• _WRITTEN REQUEST_
Copy each line that contains the word "spécialité".

— START OF LISTING —

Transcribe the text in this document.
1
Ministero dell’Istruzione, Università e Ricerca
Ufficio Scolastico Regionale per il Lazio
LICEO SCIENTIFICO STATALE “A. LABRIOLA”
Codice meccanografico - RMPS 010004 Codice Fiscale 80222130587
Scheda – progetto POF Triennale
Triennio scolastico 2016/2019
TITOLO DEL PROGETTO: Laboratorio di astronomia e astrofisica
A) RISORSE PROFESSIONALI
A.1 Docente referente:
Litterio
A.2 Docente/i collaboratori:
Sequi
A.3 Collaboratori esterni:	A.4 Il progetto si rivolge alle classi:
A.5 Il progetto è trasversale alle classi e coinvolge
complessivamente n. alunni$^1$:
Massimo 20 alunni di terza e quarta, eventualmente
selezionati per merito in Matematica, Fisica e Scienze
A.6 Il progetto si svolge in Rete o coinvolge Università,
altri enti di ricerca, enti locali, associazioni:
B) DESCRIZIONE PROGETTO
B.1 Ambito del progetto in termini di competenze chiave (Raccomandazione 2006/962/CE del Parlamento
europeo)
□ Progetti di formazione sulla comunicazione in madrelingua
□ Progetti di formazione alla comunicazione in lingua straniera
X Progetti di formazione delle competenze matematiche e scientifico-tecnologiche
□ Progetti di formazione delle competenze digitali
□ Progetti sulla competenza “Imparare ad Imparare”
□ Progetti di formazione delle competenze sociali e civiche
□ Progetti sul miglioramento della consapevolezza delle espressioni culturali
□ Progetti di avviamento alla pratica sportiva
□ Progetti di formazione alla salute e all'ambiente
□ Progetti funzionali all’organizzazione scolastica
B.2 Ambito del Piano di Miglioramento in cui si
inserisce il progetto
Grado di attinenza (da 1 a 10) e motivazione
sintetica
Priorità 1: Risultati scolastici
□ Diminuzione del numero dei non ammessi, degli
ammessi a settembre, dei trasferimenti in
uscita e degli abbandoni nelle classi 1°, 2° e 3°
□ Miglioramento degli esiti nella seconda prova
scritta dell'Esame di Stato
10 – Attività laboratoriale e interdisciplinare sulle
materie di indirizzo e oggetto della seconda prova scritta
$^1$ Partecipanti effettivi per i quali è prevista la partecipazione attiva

— END OF LISTING —
— START OF LISTING —

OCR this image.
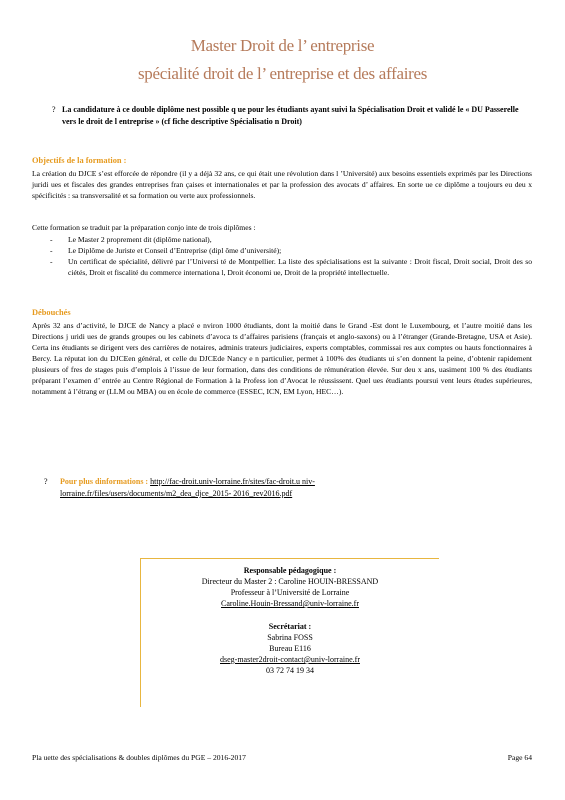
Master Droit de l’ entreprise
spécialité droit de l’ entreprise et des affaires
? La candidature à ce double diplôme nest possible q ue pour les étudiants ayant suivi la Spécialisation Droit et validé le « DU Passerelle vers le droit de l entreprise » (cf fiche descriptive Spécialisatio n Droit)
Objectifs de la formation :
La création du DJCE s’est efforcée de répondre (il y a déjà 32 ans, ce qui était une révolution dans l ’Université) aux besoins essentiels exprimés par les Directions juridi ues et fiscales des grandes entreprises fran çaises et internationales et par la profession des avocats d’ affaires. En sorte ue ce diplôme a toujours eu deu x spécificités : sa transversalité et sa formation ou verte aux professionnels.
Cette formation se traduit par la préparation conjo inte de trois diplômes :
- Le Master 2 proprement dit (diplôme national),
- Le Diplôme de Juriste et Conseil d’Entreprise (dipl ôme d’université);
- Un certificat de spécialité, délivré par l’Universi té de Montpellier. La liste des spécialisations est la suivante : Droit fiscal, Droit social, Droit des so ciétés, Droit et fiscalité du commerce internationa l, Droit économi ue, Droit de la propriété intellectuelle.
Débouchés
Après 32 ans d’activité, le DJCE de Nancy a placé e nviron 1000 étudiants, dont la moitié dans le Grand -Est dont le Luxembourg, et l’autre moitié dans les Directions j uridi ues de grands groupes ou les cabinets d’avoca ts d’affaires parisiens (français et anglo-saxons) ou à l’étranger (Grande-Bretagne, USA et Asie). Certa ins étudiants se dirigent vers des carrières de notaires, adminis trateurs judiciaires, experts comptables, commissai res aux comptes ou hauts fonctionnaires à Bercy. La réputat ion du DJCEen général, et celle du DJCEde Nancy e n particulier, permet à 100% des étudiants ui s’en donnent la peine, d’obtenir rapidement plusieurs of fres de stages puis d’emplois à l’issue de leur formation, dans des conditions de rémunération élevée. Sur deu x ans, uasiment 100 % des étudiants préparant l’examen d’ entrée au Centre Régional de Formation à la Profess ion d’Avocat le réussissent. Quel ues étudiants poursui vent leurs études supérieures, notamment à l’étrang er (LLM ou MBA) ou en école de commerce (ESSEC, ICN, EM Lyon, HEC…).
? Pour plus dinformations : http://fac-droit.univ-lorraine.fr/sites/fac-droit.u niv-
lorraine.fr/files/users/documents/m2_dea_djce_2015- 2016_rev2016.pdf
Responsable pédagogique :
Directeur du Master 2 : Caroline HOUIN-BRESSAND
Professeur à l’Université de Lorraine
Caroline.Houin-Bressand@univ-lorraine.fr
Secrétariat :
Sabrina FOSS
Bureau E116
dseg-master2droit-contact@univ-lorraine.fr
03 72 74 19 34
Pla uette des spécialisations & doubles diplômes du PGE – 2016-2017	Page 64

— END OF LISTING —

• _SOLUTION BELOW_
spécialité droit de l’ entreprise et des affaires
- Un certificat de spécialité, délivré par l’Universi té de Montpellier. La liste des spécialisations est la suivante : Droit fiscal, Droit social, Droit des so ciétés, Droit et fiscalité du commerce internationa l, Droit économi ue, Droit de la propriété intellectuelle.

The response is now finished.